→ What to work on:
Identify the lines containing the word "bottom". Copy each one.

━━━━━ Raw data ━━━━━

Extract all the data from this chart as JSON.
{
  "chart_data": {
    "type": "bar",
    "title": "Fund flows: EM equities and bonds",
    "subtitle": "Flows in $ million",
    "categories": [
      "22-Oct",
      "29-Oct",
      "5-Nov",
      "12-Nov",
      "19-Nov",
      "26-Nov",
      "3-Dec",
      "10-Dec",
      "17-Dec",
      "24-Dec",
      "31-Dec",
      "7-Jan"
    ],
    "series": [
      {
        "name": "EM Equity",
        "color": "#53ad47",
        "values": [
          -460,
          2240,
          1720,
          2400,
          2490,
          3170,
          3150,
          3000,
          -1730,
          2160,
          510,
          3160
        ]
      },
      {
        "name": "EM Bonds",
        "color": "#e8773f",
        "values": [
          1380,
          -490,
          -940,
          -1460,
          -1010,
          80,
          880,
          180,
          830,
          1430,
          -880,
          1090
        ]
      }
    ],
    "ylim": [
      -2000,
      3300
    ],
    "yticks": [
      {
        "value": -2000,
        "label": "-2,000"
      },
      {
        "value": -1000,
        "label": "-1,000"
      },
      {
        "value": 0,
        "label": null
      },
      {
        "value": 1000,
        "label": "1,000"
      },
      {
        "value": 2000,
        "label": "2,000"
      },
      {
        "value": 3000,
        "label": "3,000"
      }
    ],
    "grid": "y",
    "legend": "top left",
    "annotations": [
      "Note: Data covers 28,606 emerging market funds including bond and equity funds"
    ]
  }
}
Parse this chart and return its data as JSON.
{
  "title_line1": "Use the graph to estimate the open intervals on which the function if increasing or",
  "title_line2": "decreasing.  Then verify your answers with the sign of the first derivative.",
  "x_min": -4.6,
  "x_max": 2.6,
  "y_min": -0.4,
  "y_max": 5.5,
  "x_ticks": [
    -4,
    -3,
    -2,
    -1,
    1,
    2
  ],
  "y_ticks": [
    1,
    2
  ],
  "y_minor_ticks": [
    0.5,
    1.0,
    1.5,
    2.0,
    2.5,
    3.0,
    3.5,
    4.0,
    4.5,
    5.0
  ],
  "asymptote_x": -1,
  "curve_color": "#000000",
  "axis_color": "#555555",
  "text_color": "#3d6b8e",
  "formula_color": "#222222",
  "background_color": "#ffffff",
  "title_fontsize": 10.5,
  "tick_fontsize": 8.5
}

━━━━━
━━━━━ Raw data ━━━━━

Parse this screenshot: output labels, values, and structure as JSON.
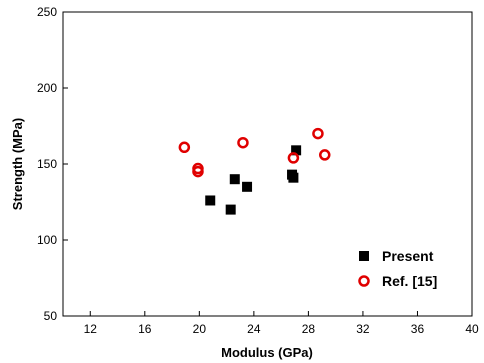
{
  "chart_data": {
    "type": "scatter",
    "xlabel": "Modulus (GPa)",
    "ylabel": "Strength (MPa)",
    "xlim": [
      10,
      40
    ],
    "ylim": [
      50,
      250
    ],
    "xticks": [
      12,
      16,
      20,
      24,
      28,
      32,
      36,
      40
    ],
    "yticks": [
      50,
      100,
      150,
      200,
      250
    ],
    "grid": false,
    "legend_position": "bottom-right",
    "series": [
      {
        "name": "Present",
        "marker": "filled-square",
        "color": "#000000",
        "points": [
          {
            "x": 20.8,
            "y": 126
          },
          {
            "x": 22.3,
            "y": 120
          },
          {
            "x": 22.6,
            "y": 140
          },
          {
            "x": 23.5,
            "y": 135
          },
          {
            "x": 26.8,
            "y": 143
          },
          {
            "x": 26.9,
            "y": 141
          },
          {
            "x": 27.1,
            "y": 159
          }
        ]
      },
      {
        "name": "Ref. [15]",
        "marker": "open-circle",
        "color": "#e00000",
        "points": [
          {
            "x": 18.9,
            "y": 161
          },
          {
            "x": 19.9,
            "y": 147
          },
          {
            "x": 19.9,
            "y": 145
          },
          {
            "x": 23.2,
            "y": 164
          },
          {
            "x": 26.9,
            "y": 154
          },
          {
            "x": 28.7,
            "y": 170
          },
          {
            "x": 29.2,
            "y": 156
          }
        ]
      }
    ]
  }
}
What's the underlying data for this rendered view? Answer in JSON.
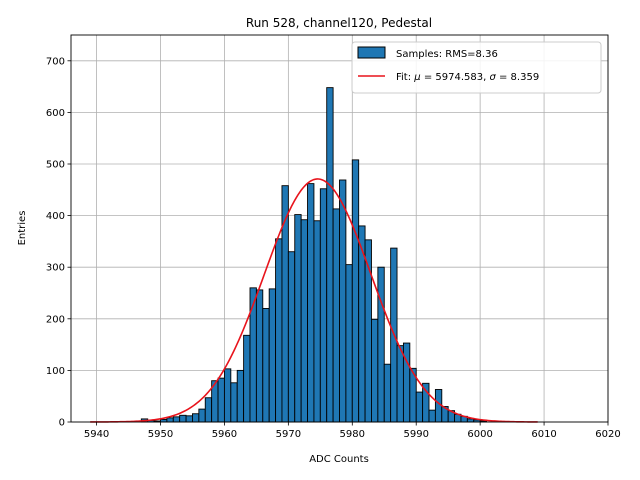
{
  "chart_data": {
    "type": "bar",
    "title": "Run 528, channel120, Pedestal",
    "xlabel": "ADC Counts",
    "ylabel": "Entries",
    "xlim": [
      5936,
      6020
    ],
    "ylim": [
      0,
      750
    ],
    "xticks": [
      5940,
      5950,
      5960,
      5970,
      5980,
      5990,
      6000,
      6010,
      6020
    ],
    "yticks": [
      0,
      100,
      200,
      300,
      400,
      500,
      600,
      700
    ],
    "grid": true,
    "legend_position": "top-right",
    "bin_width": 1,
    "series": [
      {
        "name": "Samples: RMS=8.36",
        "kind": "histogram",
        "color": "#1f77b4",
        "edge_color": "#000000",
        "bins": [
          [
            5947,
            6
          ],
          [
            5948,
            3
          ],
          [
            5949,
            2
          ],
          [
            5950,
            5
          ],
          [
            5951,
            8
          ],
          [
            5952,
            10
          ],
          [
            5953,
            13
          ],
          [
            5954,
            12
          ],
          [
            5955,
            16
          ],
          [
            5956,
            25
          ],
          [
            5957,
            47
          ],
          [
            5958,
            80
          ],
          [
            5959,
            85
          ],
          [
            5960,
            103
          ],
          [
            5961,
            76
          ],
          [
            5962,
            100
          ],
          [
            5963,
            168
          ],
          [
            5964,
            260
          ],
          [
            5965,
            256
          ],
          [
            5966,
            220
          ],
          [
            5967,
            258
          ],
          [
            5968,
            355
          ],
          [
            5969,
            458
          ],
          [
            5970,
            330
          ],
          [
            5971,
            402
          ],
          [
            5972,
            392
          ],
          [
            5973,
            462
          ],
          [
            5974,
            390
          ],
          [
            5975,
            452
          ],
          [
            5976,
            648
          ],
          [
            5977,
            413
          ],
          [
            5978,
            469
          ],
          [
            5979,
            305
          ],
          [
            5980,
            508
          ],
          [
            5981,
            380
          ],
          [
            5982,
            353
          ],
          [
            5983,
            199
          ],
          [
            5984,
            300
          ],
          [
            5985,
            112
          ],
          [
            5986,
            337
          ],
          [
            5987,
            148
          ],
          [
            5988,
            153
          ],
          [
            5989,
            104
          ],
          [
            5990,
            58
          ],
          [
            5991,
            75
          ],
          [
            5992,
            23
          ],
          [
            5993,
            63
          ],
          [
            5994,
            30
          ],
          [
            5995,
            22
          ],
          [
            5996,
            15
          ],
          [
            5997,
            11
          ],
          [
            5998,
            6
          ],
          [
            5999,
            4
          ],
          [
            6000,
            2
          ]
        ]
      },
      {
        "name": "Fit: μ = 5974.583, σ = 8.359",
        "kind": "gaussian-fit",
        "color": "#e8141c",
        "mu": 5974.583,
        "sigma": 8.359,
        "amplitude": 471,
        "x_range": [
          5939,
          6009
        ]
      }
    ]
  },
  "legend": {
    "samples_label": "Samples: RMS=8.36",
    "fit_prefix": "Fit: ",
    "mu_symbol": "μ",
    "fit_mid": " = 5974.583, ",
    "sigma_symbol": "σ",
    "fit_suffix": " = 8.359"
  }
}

━━━━━
━━━━━ Raw data ━━━━━

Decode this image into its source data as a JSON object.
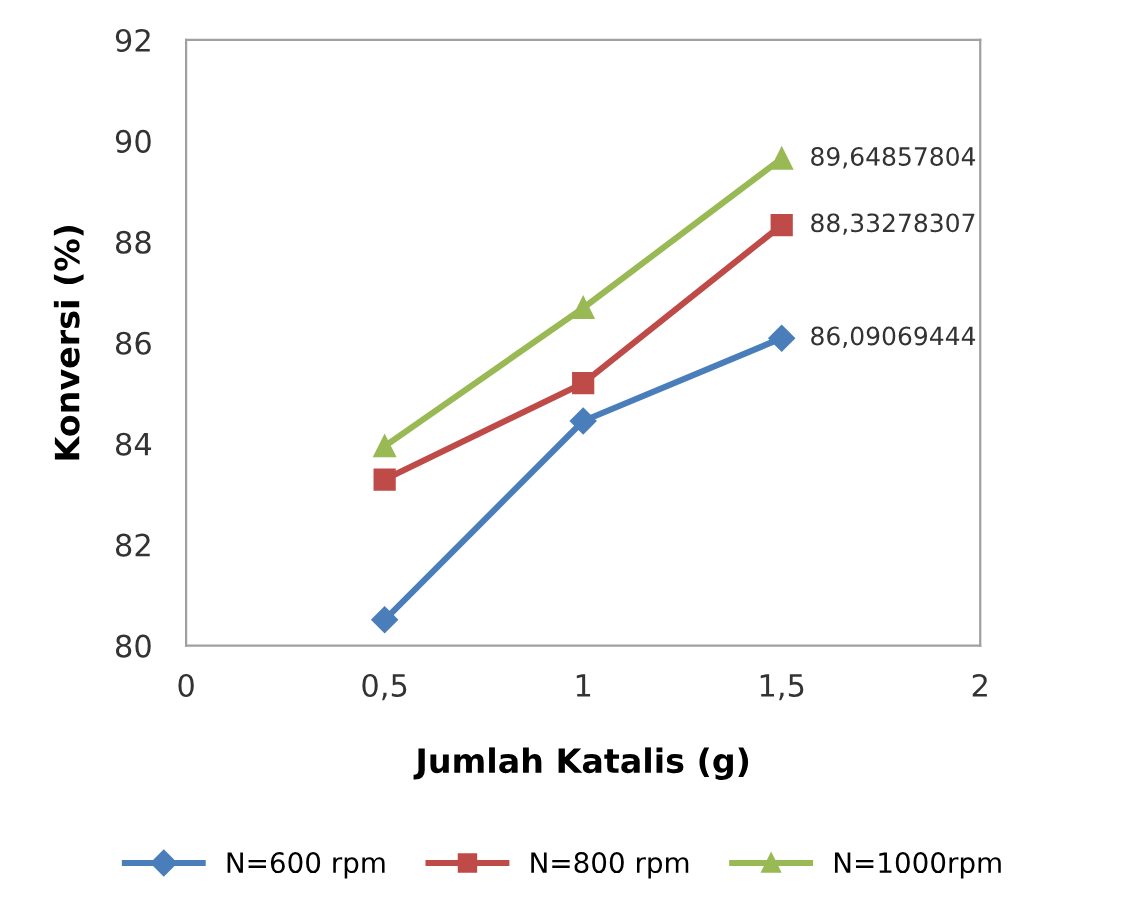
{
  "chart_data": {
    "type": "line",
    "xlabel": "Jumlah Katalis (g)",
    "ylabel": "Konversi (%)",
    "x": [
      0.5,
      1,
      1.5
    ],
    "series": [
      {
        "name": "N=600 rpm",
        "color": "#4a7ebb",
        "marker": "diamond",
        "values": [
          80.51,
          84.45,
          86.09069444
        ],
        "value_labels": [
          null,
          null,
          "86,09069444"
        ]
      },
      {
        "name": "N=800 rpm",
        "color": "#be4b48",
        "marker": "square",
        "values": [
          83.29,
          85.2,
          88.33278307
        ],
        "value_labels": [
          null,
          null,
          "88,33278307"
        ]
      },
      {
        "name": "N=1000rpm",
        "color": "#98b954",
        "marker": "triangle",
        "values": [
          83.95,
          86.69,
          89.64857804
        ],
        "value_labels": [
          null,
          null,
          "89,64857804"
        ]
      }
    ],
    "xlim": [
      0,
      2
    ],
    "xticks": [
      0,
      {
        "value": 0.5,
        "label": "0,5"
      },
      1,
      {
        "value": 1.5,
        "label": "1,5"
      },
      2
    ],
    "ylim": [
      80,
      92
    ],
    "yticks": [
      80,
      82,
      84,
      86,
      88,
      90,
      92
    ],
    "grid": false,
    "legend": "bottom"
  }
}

━━━━━

→ Written answer:
    "legend_position": "bottom-right",
    "legend": "bottom"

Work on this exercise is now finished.